Amanda turns away from the picture of her husband and goes to Tom on the fire escape. She says that a fire escape is not as good as a porch on a house. The stage directions say that she sits down as if she were sitting down on "a swing on a Mississippi veranda." (This description reminds viewers that Amanda escapes reality by living in her past. Her apartment becomes a Southern plantation, and the fire escape becomes a porch. Amanda's character of the fallen Southern belle (a woman admired for her beauty and charm) is like Williams’s own mother who grew up in a well-known Mississippi family but who had little money or success as an adult. )
Amanda asks Tom what he is looking at, and he says, "The moon." His mother asks if there is a moon showing, and Tom answers, "It's rising over Garfinkel's Delicatessen." (A delicatessen is a store selling prepared foods.) This exchange of words shows both the romantic moon and the realistic store. This is important because having both romance and realism together shows again that an escape from reality does not last long. Escape is only as long as a song, a dance, a movie, a kiss, or a look at the moon.

* [Data section]:

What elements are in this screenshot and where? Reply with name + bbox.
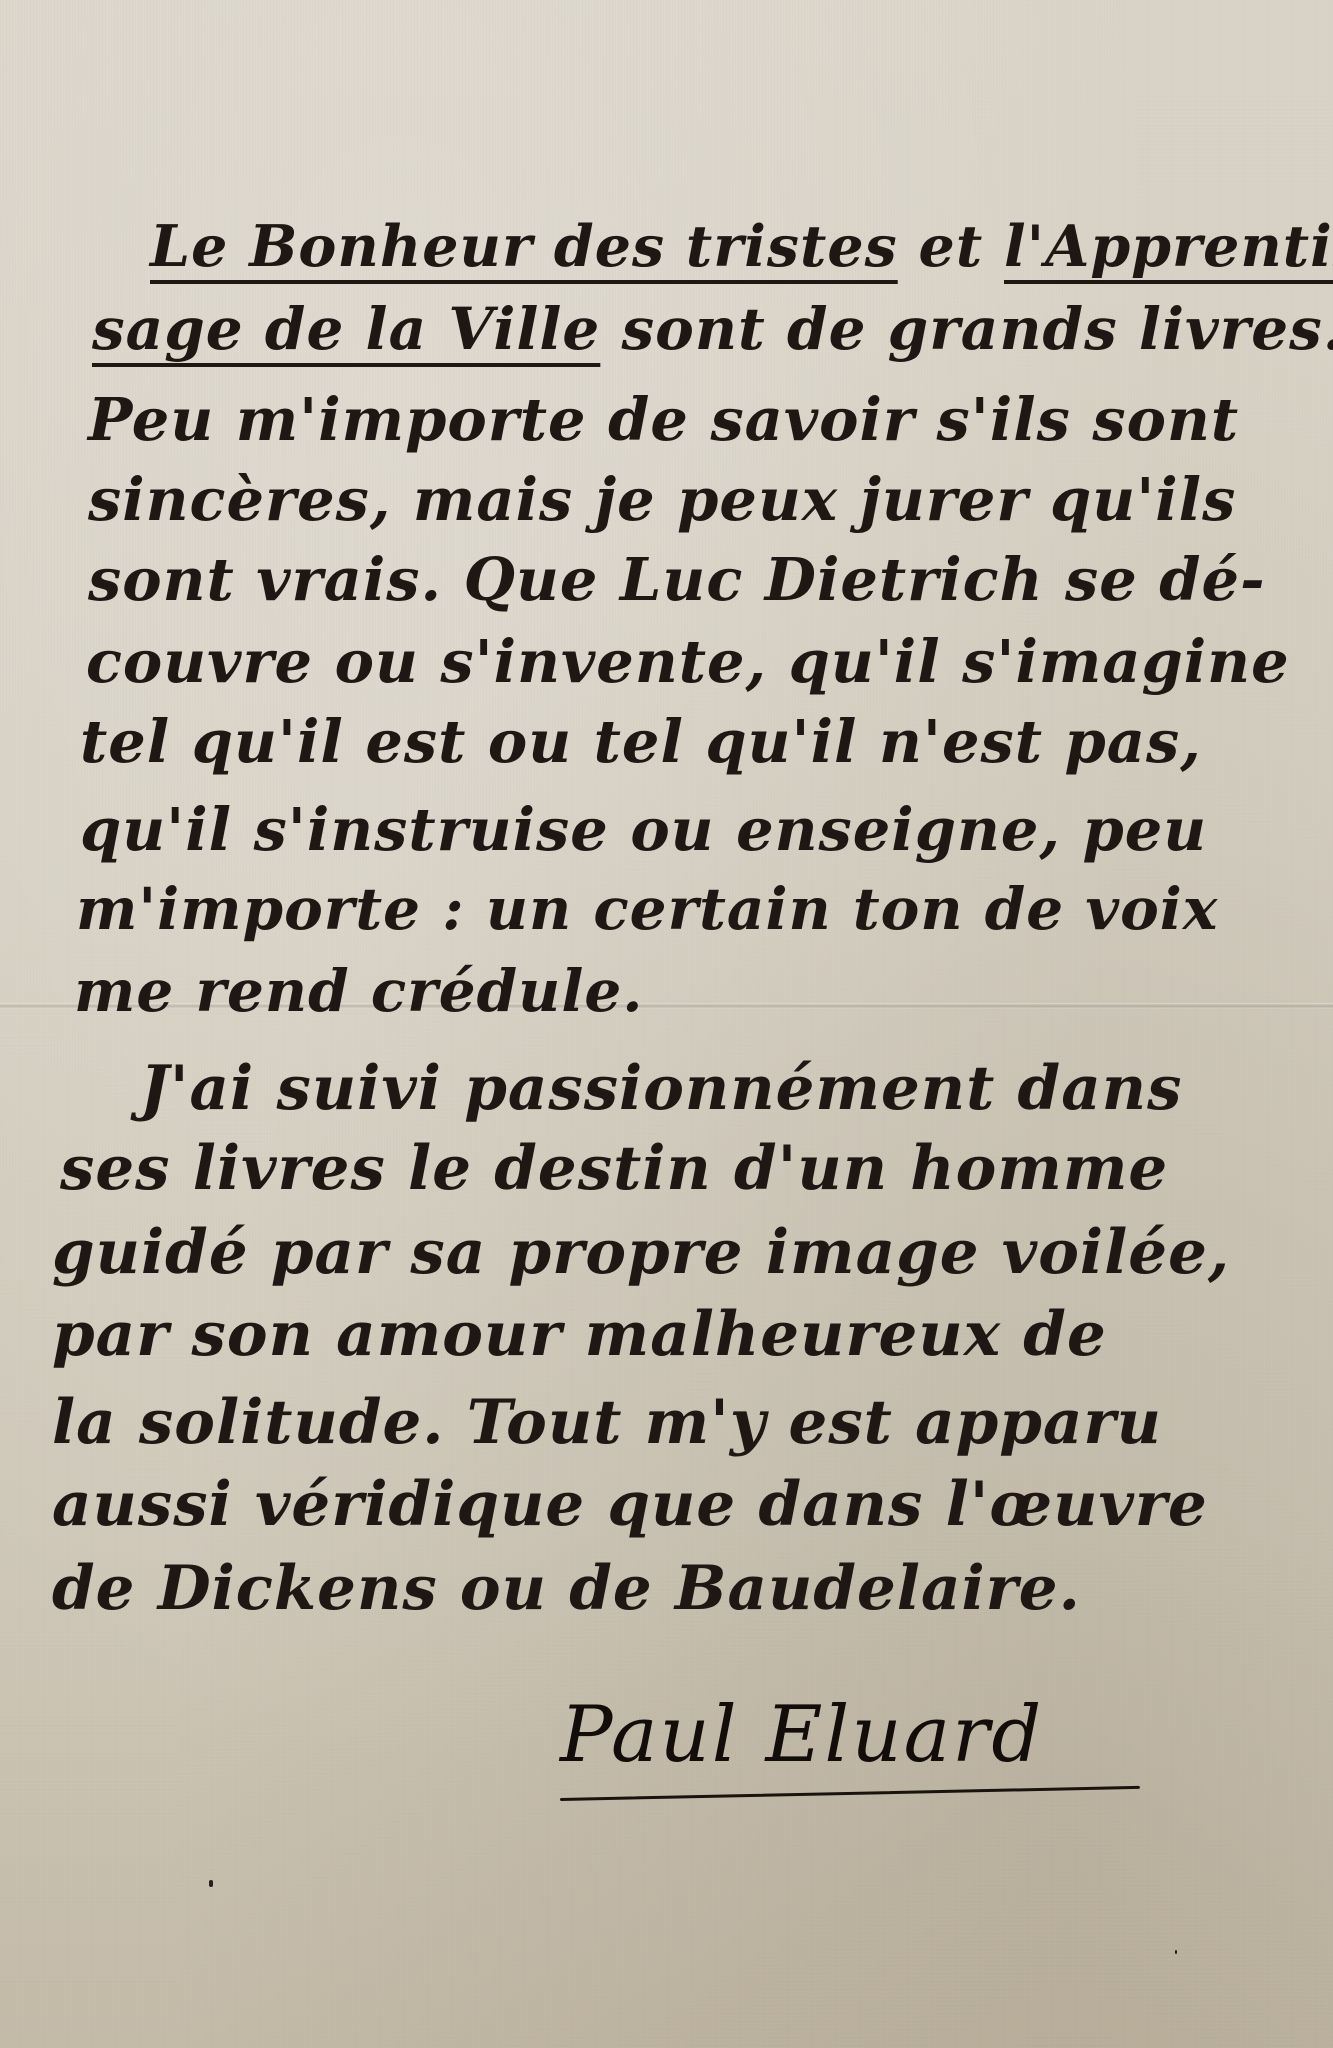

* [Problem]: Quote the fire-escape summary starting at "Amanda asks Tom" and ending at "at the moon.". The material is unrelated to the fire-escape summary.

* [Completed exercise]:
Amanda asks Tom what he is looking at, and he says, "The moon." His mother asks if there is a moon showing, and Tom answers, "It's rising over Garfinkel's Delicatessen." (A delicatessen is a store selling prepared foods.) This exchange of words shows both the romantic moon and the realistic store. This is important because having both romance and realism together shows again that an escape from reality does not last long. Escape is only as long as a song, a dance, a movie, a kiss, or a look at the moon.